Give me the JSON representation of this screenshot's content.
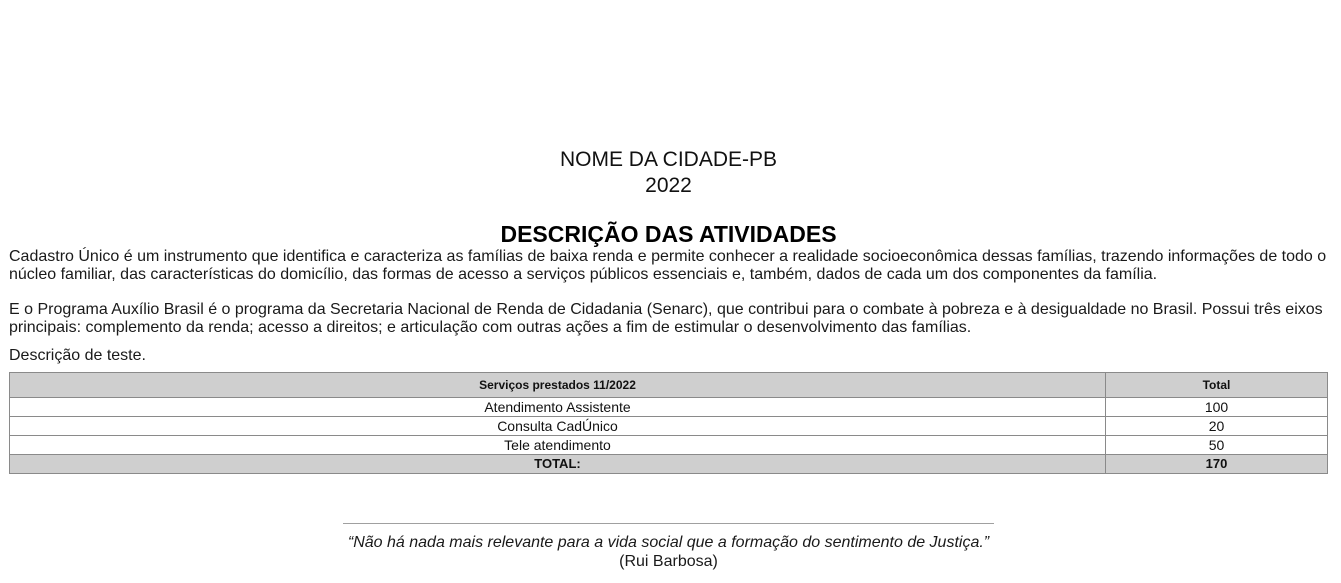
{
  "header": {
    "city": "NOME DA CIDADE-PB",
    "year": "2022"
  },
  "section": {
    "title": "DESCRIÇÃO DAS ATIVIDADES"
  },
  "paragraphs": [
    " Cadastro Único é um instrumento que identifica e caracteriza as famílias de baixa renda e permite conhecer a realidade socioeconômica dessas famílias, trazendo informações de todo o núcleo familiar, das características do domicílio, das formas de acesso a serviços públicos essenciais e, também, dados de cada um dos componentes da família.",
    " E o Programa Auxílio Brasil é o programa da Secretaria Nacional de Renda de Cidadania (Senarc), que contribui para o combate à pobreza e à desigualdade no Brasil. Possui três eixos principais: complemento da renda; acesso a direitos; e articulação com outras ações a fim de estimular o desenvolvimento das famílias.",
    "Descrição de teste."
  ],
  "table": {
    "headers": [
      "Serviços prestados 11/2022",
      "Total"
    ],
    "rows": [
      [
        "Atendimento Assistente",
        "100"
      ],
      [
        "Consulta CadÚnico",
        "20"
      ],
      [
        "Tele atendimento",
        "50"
      ]
    ],
    "footer": [
      "TOTAL:",
      "170"
    ]
  },
  "quote": {
    "text": "“Não há nada mais relevante para a vida social que a formação do sentimento de Justiça.”",
    "author": "(Rui Barbosa)"
  }
}
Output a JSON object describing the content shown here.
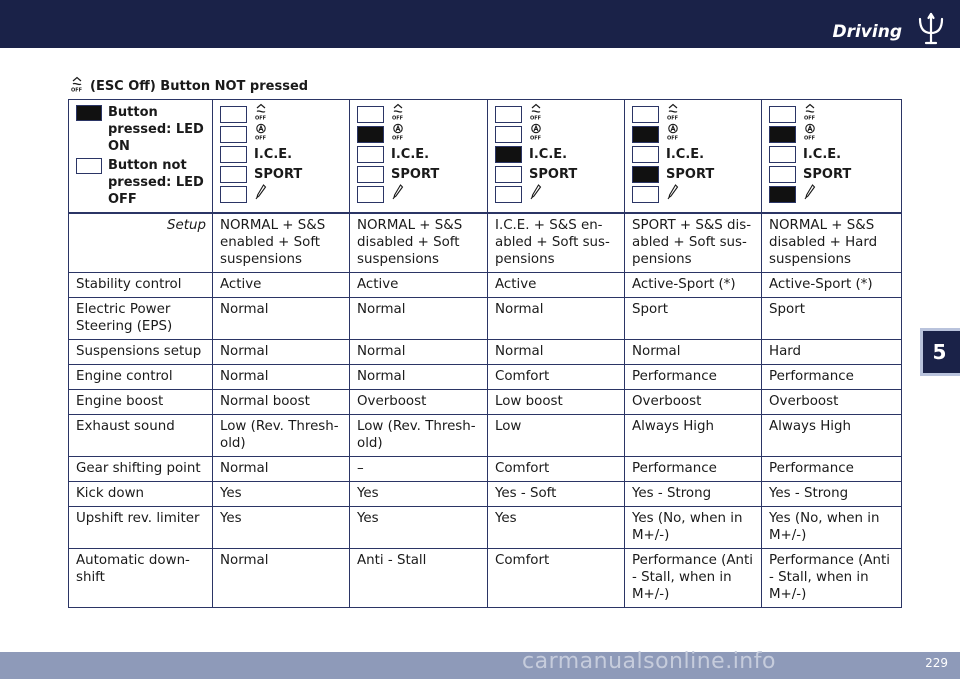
{
  "header": {
    "section_title": "Driving"
  },
  "chapter": {
    "number": "5"
  },
  "footer": {
    "page_number": "229",
    "watermark": "carmanualsonline.info"
  },
  "heading": {
    "esc_icon": "esc-off-icon",
    "text": "(ESC Off) Button NOT pressed"
  },
  "legend": {
    "on_text": "Button pressed: LED ON",
    "off_text": "Button not pressed: LED OFF"
  },
  "mode_labels": {
    "ice": "I.C.E.",
    "sport": "SPORT"
  },
  "led_icons": [
    "esc-off-icon",
    "suspension-off-icon",
    "ice-text",
    "sport-text",
    "manual-gear-icon"
  ],
  "columns": [
    {
      "leds": [
        false,
        false,
        false,
        false,
        false
      ]
    },
    {
      "leds": [
        false,
        true,
        false,
        false,
        false
      ]
    },
    {
      "leds": [
        false,
        false,
        true,
        false,
        false
      ]
    },
    {
      "leds": [
        false,
        true,
        false,
        true,
        false
      ]
    },
    {
      "leds": [
        false,
        true,
        false,
        false,
        true
      ]
    }
  ],
  "rows": [
    {
      "label": "Setup",
      "values": [
        "NORMAL + S&S enabled + Soft suspensions",
        "NORMAL + S&S disabled + Soft suspensions",
        "I.C.E. + S&S en-abled + Soft sus-pensions",
        "SPORT + S&S dis-abled + Soft sus-pensions",
        "NORMAL + S&S disabled + Hard suspensions"
      ]
    },
    {
      "label": "Stability control",
      "values": [
        "Active",
        "Active",
        "Active",
        "Active-Sport (*)",
        "Active-Sport (*)"
      ]
    },
    {
      "label": "Electric Power Steering (EPS)",
      "values": [
        "Normal",
        "Normal",
        "Normal",
        "Sport",
        "Sport"
      ]
    },
    {
      "label": "Suspensions setup",
      "values": [
        "Normal",
        "Normal",
        "Normal",
        "Normal",
        "Hard"
      ]
    },
    {
      "label": "Engine control",
      "values": [
        "Normal",
        "Normal",
        "Comfort",
        "Performance",
        "Performance"
      ]
    },
    {
      "label": "Engine boost",
      "values": [
        "Normal boost",
        "Overboost",
        "Low boost",
        "Overboost",
        "Overboost"
      ]
    },
    {
      "label": "Exhaust sound",
      "values": [
        "Low (Rev. Thresh-old)",
        "Low (Rev. Thresh-old)",
        "Low",
        "Always High",
        "Always High"
      ]
    },
    {
      "label": "Gear shifting point",
      "values": [
        "Normal",
        "–",
        "Comfort",
        "Performance",
        "Performance"
      ]
    },
    {
      "label": "Kick down",
      "values": [
        "Yes",
        "Yes",
        "Yes - Soft",
        "Yes - Strong",
        "Yes - Strong"
      ]
    },
    {
      "label": "Upshift rev. limiter",
      "values": [
        "Yes",
        "Yes",
        "Yes",
        "Yes (No, when in M+/-)",
        "Yes (No, when in M+/-)"
      ]
    },
    {
      "label": "Automatic down-shift",
      "values": [
        "Normal",
        "Anti - Stall",
        "Comfort",
        "Performance (Anti - Stall, when in M+/-)",
        "Performance (Anti - Stall, when in M+/-)"
      ]
    }
  ],
  "colors": {
    "navy": "#1a2248",
    "border": "#2b3565",
    "footer": "#8e9ab9",
    "led_on": "#111111"
  }
}
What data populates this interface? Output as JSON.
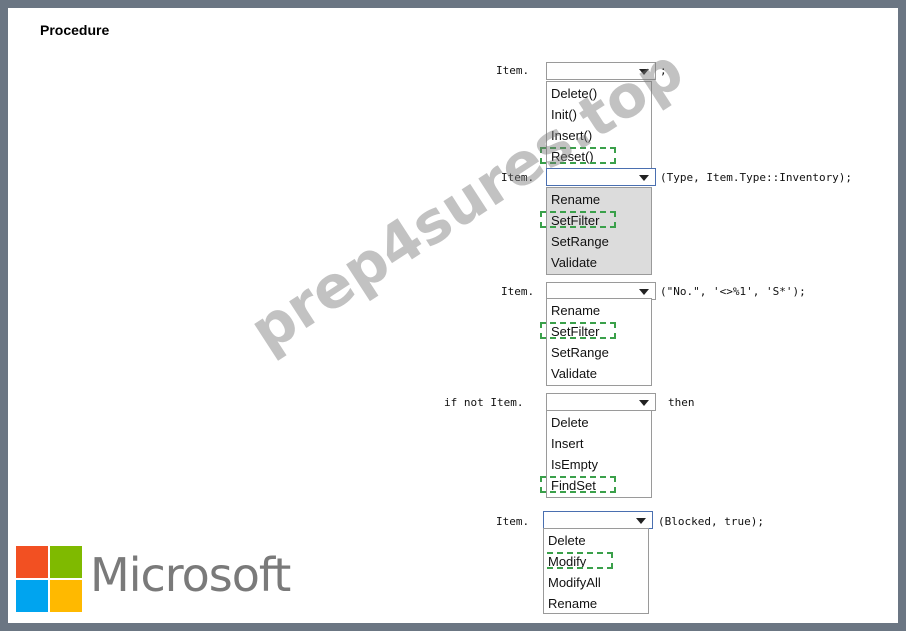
{
  "title": "Procedure",
  "rows": [
    {
      "prefix": "Item.",
      "suffix": ";",
      "options": [
        "Delete()",
        "Init()",
        "Insert()",
        "Reset()"
      ],
      "selected": 3
    },
    {
      "prefix": "Item.",
      "suffix": "(Type, Item.Type::Inventory);",
      "options": [
        "Rename",
        "SetFilter",
        "SetRange",
        "Validate"
      ],
      "selected": 1
    },
    {
      "prefix": "Item.",
      "suffix": "(\"No.\", '<>%1', 'S*');",
      "options": [
        "Rename",
        "SetFilter",
        "SetRange",
        "Validate"
      ],
      "selected": 1
    },
    {
      "prefix": "if not Item.",
      "suffix": "then",
      "options": [
        "Delete",
        "Insert",
        "IsEmpty",
        "FindSet"
      ],
      "selected": 3
    },
    {
      "prefix": "Item.",
      "suffix": "(Blocked, true);",
      "options": [
        "Delete",
        "Modify",
        "ModifyAll",
        "Rename"
      ],
      "selected": 1
    }
  ],
  "watermark": "prep4sures.top",
  "brand": {
    "name": "Microsoft",
    "colors": {
      "red": "#f25022",
      "green": "#7fba00",
      "blue": "#00a4ef",
      "yellow": "#ffb900"
    }
  },
  "colors": {
    "selection_dash": "#3aa04a",
    "frame": "#6b7683"
  }
}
━━━━
Within the listing, how many lines hold the word "Stall"? Only the number is to be given.

3